**To be done:**
Restate the data exactly as given and keep the pictures out.

**Extracts from a graphics dataset:**
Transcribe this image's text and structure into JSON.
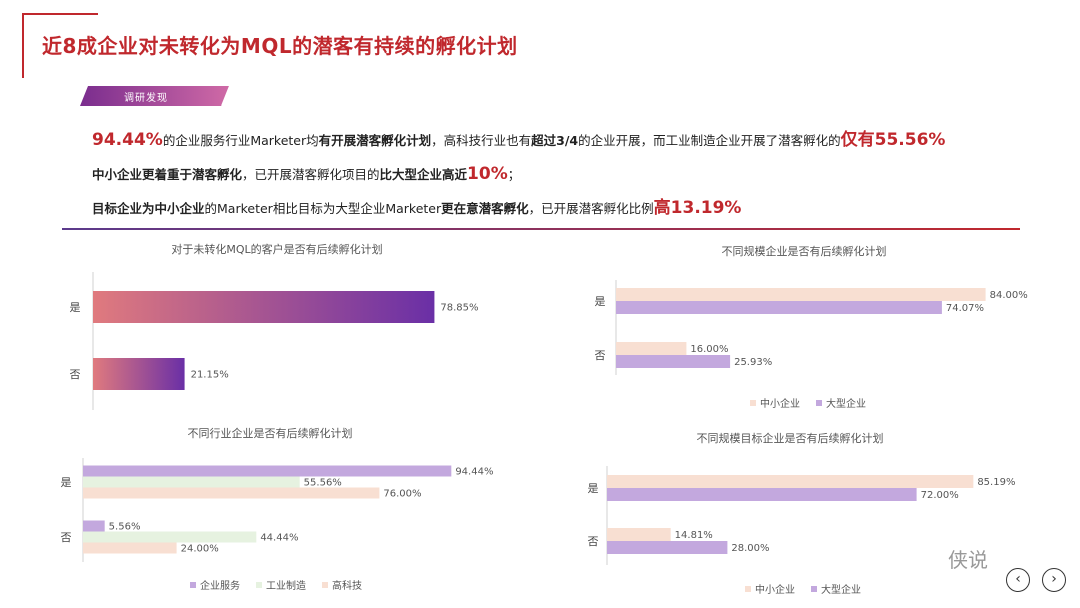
{
  "page": {
    "title": "近8成企业对未转化为MQL的潜客有持续的孵化计划",
    "tag": "调研发现",
    "watermark": "侠说",
    "colors": {
      "accent": "#c0282d",
      "purple": "#6a2fa6",
      "violet": "#c3a8de",
      "peach": "#f8dfd2",
      "green": "#e6f2e0"
    }
  },
  "findings": [
    [
      "94.44%",
      "的企业服务行业Marketer均",
      "有开展潜客孵化计划",
      "，高科技行业也有",
      "超过3/4",
      "的企业开展，而工业制造企业开展了潜客孵化的",
      "仅有55.56%"
    ],
    [
      "中小企业更着重于潜客孵化",
      "，已开展潜客孵化项目的",
      "比大型企业高近",
      "10%",
      "；"
    ],
    [
      "目标企业为中小企业",
      "的Marketer相比目标为大型企业Marketer",
      "更在意潜客孵化",
      "，已开展潜客孵化比例",
      "高13.19%"
    ]
  ],
  "chart_data": [
    {
      "type": "bar",
      "title": "对于未转化MQL的客户是否有后续孵化计划",
      "categories": [
        "是",
        "否"
      ],
      "series": [
        {
          "values": [
            78.85,
            21.15
          ]
        }
      ],
      "value_labels": [
        "78.85%",
        "21.15%"
      ],
      "xlim": [
        0,
        100
      ]
    },
    {
      "type": "bar",
      "title": "不同规模企业是否有后续孵化计划",
      "categories": [
        "是",
        "否"
      ],
      "series": [
        {
          "name": "中小企业",
          "values": [
            84.0,
            16.0
          ],
          "labels": [
            "84.00%",
            "16.00%"
          ],
          "color": "#f8dfd2"
        },
        {
          "name": "大型企业",
          "values": [
            74.07,
            25.93
          ],
          "labels": [
            "74.07%",
            "25.93%"
          ],
          "color": "#c3a8de"
        }
      ],
      "xlim": [
        0,
        100
      ]
    },
    {
      "type": "bar",
      "title": "不同行业企业是否有后续孵化计划",
      "categories": [
        "是",
        "否"
      ],
      "series": [
        {
          "name": "企业服务",
          "values": [
            94.44,
            5.56
          ],
          "labels": [
            "94.44%",
            "5.56%"
          ],
          "color": "#c3a8de"
        },
        {
          "name": "工业制造",
          "values": [
            55.56,
            44.44
          ],
          "labels": [
            "55.56%",
            "44.44%"
          ],
          "color": "#e6f2e0"
        },
        {
          "name": "高科技",
          "values": [
            76.0,
            24.0
          ],
          "labels": [
            "76.00%",
            "24.00%"
          ],
          "color": "#f8dfd2"
        }
      ],
      "xlim": [
        0,
        100
      ]
    },
    {
      "type": "bar",
      "title": "不同规模目标企业是否有后续孵化计划",
      "categories": [
        "是",
        "否"
      ],
      "series": [
        {
          "name": "中小企业",
          "values": [
            85.19,
            14.81
          ],
          "labels": [
            "85.19%",
            "14.81%"
          ],
          "color": "#f8dfd2"
        },
        {
          "name": "大型企业",
          "values": [
            72.0,
            28.0
          ],
          "labels": [
            "72.00%",
            "28.00%"
          ],
          "color": "#c3a8de"
        }
      ],
      "xlim": [
        0,
        100
      ]
    }
  ]
}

**Answer:**
Transcribe this image's text and structure into JSON.
{
  "page": {
    "title": "近8成企业对未转化为MQL的潜客有持续的孵化计划",
    "tag": "调研发现",
    "watermark": "侠说",
    "colors": {
      "accent": "#c0282d",
      "purple": "#6a2fa6",
      "violet": "#c3a8de",
      "peach": "#f8dfd2",
      "green": "#e6f2e0"
    }
  },
  "findings": [
    [
      "94.44%",
      "的企业服务行业Marketer均",
      "有开展潜客孵化计划",
      "，高科技行业也有",
      "超过3/4",
      "的企业开展，而工业制造企业开展了潜客孵化的",
      "仅有55.56%"
    ],
    [
      "中小企业更着重于潜客孵化",
      "，已开展潜客孵化项目的",
      "比大型企业高近",
      "10%",
      "；"
    ],
    [
      "目标企业为中小企业",
      "的Marketer相比目标为大型企业Marketer",
      "更在意潜客孵化",
      "，已开展潜客孵化比例",
      "高13.19%"
    ]
  ],
  "chart_data": [
    {
      "type": "bar",
      "title": "对于未转化MQL的客户是否有后续孵化计划",
      "categories": [
        "是",
        "否"
      ],
      "series": [
        {
          "values": [
            78.85,
            21.15
          ]
        }
      ],
      "value_labels": [
        "78.85%",
        "21.15%"
      ],
      "xlim": [
        0,
        100
      ]
    },
    {
      "type": "bar",
      "title": "不同规模企业是否有后续孵化计划",
      "categories": [
        "是",
        "否"
      ],
      "series": [
        {
          "name": "中小企业",
          "values": [
            84.0,
            16.0
          ],
          "labels": [
            "84.00%",
            "16.00%"
          ],
          "color": "#f8dfd2"
        },
        {
          "name": "大型企业",
          "values": [
            74.07,
            25.93
          ],
          "labels": [
            "74.07%",
            "25.93%"
          ],
          "color": "#c3a8de"
        }
      ],
      "xlim": [
        0,
        100
      ]
    },
    {
      "type": "bar",
      "title": "不同行业企业是否有后续孵化计划",
      "categories": [
        "是",
        "否"
      ],
      "series": [
        {
          "name": "企业服务",
          "values": [
            94.44,
            5.56
          ],
          "labels": [
            "94.44%",
            "5.56%"
          ],
          "color": "#c3a8de"
        },
        {
          "name": "工业制造",
          "values": [
            55.56,
            44.44
          ],
          "labels": [
            "55.56%",
            "44.44%"
          ],
          "color": "#e6f2e0"
        },
        {
          "name": "高科技",
          "values": [
            76.0,
            24.0
          ],
          "labels": [
            "76.00%",
            "24.00%"
          ],
          "color": "#f8dfd2"
        }
      ],
      "xlim": [
        0,
        100
      ]
    },
    {
      "type": "bar",
      "title": "不同规模目标企业是否有后续孵化计划",
      "categories": [
        "是",
        "否"
      ],
      "series": [
        {
          "name": "中小企业",
          "values": [
            85.19,
            14.81
          ],
          "labels": [
            "85.19%",
            "14.81%"
          ],
          "color": "#f8dfd2"
        },
        {
          "name": "大型企业",
          "values": [
            72.0,
            28.0
          ],
          "labels": [
            "72.00%",
            "28.00%"
          ],
          "color": "#c3a8de"
        }
      ],
      "xlim": [
        0,
        100
      ]
    }
  ]
}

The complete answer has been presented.